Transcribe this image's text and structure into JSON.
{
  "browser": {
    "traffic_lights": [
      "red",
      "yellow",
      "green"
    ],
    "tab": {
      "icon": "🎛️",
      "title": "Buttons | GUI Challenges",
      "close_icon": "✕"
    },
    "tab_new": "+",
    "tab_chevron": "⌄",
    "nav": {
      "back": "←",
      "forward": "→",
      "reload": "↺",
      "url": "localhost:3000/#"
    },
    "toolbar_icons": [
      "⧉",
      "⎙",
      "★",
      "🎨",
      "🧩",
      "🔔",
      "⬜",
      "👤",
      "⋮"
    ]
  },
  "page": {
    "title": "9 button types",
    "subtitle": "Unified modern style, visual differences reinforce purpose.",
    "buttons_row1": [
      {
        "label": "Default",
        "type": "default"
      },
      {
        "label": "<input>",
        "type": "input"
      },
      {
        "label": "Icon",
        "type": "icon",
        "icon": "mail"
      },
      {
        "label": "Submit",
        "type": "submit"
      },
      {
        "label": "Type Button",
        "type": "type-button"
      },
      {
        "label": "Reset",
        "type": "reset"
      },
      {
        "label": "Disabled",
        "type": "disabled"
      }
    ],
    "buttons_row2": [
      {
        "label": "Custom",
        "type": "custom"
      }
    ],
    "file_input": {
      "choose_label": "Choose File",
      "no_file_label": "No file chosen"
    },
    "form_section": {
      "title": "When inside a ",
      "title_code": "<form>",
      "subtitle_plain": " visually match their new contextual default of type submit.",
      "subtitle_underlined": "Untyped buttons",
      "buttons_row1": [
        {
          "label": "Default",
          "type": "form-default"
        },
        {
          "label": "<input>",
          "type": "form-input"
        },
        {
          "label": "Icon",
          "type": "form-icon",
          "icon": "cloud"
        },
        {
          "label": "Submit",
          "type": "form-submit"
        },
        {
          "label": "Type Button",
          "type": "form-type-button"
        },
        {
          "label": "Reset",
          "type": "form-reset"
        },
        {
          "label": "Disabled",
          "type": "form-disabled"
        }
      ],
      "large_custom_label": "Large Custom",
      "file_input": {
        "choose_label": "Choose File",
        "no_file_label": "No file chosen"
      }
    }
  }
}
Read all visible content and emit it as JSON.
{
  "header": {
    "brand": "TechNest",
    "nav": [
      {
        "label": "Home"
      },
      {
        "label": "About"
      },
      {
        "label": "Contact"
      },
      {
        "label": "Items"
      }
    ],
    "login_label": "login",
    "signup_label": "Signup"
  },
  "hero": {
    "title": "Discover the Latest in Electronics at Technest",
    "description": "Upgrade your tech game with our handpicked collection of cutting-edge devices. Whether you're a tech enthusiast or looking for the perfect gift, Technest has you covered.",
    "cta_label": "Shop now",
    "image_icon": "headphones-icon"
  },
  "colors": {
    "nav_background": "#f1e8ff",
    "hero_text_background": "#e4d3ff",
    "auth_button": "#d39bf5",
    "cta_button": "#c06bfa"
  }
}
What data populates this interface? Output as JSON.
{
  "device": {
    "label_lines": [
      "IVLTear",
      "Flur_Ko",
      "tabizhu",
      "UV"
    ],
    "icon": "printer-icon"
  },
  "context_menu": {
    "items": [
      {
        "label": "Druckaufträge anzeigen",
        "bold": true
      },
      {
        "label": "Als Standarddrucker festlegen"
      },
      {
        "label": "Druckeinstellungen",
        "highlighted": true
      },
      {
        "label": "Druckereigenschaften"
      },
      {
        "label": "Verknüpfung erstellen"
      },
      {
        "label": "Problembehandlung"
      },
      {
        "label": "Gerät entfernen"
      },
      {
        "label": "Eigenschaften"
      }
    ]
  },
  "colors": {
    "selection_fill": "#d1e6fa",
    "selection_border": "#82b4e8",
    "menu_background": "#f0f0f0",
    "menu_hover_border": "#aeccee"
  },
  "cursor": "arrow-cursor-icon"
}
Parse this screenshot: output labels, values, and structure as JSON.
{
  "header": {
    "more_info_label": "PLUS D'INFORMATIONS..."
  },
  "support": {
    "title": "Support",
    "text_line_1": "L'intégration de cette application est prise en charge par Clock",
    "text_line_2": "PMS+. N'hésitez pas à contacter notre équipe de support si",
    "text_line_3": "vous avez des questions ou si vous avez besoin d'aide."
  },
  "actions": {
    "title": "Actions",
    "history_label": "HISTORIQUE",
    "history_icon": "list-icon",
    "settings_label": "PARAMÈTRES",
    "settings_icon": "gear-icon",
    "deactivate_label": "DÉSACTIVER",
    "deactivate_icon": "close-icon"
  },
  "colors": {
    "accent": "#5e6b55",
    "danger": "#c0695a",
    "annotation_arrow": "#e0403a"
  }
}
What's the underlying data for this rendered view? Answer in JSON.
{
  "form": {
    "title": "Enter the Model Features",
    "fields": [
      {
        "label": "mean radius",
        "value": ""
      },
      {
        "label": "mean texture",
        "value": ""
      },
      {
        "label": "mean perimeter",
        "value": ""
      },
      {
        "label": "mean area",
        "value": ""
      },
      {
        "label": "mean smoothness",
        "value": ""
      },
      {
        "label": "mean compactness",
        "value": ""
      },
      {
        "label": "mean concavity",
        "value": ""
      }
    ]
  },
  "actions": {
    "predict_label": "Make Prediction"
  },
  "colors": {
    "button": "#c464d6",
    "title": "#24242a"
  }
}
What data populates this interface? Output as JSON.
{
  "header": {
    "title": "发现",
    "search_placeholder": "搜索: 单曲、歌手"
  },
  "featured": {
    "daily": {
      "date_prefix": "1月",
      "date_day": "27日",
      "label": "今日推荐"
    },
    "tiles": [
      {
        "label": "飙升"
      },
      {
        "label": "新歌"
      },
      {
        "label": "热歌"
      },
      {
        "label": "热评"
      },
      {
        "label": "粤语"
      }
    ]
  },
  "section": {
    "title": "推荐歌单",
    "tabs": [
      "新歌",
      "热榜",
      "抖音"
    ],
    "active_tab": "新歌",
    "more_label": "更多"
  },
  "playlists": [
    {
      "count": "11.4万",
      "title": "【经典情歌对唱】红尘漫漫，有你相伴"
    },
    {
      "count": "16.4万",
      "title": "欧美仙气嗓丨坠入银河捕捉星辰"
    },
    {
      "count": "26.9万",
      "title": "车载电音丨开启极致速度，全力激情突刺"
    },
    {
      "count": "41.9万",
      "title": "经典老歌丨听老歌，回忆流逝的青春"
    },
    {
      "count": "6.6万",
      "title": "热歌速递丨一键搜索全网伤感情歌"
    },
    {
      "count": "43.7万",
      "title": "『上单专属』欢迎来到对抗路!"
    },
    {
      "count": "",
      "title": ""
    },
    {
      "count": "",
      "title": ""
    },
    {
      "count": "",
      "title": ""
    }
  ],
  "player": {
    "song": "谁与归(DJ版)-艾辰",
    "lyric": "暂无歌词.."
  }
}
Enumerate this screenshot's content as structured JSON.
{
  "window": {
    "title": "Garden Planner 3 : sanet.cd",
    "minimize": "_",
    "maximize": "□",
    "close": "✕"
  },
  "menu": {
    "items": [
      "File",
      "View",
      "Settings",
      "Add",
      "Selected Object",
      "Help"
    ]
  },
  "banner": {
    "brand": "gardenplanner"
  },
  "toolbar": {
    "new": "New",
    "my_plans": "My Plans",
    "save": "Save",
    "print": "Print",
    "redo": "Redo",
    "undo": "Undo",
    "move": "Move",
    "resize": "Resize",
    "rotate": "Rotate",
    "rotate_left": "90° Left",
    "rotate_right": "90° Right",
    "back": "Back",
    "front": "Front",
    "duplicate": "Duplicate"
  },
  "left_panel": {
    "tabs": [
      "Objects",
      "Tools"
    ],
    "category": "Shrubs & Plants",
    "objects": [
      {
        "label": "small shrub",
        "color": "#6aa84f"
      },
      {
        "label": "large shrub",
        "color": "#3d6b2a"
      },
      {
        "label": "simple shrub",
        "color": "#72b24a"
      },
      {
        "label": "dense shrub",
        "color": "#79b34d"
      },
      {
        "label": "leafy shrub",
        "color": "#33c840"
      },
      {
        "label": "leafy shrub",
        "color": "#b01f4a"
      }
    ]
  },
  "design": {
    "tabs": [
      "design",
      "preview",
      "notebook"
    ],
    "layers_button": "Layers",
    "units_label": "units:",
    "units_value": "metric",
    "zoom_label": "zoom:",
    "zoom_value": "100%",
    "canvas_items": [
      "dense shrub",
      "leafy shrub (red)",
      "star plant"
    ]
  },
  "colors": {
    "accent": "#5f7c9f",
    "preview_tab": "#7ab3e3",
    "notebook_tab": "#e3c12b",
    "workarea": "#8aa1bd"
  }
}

-*-*-

* **Goal**: In the records above, locate the lines holding the word "count". Copy each of them.

* **Solution to the exercise**:
      "count": "11.4万",
      "count": "16.4万",
      "count": "26.9万",
      "count": "41.9万",
      "count": "6.6万",
      "count": "43.7万",
      "count": "",
      "count": "",
      "count": "",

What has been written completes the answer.